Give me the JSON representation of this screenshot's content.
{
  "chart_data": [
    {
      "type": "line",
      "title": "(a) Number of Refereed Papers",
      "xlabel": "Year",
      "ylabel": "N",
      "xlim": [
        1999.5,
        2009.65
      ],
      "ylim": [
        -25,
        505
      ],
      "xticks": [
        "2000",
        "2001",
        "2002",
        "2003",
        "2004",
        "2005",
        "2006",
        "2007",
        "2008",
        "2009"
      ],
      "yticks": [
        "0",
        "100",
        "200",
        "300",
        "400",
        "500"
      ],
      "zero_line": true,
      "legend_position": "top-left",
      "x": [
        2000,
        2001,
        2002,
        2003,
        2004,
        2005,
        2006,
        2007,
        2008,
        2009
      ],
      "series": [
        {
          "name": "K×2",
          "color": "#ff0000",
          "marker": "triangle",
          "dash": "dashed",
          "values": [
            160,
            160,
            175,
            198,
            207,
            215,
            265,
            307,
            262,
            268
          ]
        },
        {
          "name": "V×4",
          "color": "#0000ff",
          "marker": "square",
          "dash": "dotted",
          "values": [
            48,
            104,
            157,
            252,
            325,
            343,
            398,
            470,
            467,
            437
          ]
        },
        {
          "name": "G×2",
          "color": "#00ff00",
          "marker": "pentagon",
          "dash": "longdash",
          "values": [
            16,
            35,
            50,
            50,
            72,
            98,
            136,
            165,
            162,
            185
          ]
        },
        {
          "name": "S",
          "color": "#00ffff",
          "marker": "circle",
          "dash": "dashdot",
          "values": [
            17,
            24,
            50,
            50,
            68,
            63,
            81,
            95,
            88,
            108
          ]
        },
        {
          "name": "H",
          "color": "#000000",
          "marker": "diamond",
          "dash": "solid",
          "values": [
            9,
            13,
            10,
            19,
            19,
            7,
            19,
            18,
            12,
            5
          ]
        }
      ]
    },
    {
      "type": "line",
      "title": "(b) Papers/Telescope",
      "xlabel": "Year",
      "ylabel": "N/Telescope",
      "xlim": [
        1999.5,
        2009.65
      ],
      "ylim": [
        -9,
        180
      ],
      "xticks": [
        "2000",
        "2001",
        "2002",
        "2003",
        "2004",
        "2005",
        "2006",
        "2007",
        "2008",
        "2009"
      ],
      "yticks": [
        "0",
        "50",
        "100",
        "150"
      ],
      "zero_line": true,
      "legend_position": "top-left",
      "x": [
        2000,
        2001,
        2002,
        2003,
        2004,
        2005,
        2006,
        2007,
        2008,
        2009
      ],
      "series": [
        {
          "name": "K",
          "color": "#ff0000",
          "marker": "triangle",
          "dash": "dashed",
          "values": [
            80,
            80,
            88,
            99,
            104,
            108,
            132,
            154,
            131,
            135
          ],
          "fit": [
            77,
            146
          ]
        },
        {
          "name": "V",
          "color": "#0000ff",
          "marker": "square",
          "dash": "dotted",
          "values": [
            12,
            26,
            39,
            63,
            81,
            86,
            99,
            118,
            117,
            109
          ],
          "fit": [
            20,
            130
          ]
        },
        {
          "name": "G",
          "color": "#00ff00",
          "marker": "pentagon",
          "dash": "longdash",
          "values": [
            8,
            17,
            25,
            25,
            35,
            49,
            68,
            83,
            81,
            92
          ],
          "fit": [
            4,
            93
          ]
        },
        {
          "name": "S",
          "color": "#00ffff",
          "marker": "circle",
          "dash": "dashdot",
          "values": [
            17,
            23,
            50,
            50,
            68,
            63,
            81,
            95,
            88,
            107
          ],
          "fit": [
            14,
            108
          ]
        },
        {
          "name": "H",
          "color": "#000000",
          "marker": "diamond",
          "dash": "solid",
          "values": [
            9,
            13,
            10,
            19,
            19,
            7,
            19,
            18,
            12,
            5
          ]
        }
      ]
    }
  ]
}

--------------------------------

Where a line of the records above holds the word "title", copy that line.

THE ANSWER |
      "title": "(a) Number of Refereed Papers",
      "title": "(b) Papers/Telescope",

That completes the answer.